**OBJECTIVE**
Show every line of the records below that contains the word "message".

= = = = =

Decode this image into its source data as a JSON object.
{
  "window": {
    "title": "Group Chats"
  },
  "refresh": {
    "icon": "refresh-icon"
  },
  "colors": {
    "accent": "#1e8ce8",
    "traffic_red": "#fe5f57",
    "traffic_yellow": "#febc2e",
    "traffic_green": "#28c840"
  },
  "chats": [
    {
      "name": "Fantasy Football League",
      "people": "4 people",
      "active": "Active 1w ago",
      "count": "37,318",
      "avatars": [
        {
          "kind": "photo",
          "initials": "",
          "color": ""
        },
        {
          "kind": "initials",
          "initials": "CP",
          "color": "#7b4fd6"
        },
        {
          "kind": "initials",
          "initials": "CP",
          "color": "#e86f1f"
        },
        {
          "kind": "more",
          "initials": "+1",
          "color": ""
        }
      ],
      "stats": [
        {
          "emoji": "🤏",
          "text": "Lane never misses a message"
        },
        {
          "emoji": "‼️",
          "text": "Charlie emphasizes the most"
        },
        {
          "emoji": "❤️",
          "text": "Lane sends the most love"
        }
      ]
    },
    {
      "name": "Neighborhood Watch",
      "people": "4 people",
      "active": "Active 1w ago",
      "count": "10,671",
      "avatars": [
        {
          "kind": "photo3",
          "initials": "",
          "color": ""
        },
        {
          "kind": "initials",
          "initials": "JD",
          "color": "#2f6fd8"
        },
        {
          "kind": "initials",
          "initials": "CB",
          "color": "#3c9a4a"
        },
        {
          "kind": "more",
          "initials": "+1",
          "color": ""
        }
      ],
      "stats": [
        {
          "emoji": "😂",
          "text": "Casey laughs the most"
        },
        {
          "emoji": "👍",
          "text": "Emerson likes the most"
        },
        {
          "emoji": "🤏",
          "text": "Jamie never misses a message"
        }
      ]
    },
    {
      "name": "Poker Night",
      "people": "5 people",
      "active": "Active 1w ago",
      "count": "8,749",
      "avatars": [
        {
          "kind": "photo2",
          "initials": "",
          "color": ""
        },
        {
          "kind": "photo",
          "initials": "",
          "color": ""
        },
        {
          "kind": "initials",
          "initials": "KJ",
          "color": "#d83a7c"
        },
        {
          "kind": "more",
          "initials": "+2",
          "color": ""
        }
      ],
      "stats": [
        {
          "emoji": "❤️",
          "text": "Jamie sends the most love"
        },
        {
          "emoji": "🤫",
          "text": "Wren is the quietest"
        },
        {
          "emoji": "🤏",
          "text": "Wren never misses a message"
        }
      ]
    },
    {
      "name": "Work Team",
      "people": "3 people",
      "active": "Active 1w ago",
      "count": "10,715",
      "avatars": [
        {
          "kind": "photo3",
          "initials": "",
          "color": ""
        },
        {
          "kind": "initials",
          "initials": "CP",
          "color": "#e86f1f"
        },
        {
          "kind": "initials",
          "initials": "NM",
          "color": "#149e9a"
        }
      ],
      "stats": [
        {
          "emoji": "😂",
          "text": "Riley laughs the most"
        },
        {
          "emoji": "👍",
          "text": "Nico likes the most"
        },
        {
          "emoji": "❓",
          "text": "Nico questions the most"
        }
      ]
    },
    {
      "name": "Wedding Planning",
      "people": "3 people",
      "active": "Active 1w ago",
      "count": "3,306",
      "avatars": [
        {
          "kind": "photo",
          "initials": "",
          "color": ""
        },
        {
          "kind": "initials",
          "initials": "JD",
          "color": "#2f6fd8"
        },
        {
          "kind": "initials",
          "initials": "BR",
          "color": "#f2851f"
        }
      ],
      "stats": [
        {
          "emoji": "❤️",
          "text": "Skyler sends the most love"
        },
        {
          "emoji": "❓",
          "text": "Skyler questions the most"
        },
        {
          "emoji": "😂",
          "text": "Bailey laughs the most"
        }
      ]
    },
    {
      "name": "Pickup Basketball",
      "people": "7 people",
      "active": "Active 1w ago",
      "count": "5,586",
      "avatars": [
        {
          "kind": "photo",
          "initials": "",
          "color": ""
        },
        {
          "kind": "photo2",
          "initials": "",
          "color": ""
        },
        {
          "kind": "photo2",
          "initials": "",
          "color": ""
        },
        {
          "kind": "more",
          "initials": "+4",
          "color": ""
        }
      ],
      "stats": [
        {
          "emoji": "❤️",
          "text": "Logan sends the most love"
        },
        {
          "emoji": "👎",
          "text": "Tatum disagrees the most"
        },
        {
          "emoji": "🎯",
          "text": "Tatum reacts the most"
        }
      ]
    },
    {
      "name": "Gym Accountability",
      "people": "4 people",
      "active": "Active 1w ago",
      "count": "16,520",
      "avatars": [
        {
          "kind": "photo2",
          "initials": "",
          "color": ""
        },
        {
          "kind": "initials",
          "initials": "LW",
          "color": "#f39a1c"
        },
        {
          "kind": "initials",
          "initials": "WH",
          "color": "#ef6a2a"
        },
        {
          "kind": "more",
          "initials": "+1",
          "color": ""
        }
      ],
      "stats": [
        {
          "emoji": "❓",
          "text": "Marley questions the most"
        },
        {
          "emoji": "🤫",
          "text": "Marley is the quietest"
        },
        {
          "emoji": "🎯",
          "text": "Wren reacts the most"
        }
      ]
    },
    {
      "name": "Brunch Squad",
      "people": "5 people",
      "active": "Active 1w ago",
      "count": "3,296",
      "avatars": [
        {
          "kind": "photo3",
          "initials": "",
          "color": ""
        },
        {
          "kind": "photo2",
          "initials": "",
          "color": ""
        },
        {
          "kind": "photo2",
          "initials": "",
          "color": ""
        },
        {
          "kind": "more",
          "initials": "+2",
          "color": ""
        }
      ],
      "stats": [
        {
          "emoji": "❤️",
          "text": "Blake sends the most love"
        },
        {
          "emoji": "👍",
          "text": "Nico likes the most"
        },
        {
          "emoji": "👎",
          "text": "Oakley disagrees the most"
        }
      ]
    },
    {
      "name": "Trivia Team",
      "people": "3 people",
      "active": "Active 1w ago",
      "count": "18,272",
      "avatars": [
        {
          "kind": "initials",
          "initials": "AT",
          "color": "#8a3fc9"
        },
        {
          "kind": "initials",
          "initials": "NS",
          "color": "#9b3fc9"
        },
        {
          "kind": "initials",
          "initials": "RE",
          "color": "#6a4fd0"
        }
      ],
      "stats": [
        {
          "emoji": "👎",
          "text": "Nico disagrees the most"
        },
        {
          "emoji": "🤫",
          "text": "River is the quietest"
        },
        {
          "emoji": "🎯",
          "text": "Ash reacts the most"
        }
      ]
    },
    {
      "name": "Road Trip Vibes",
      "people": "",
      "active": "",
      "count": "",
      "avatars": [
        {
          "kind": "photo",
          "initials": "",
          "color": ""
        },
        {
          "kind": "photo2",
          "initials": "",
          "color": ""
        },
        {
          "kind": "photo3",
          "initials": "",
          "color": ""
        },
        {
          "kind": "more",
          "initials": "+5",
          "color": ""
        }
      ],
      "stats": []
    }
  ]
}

= = = = =

**FINAL RESULT**
          "text": "Lane never misses a message"
          "text": "Jamie never misses a message"
          "text": "Wren never misses a message"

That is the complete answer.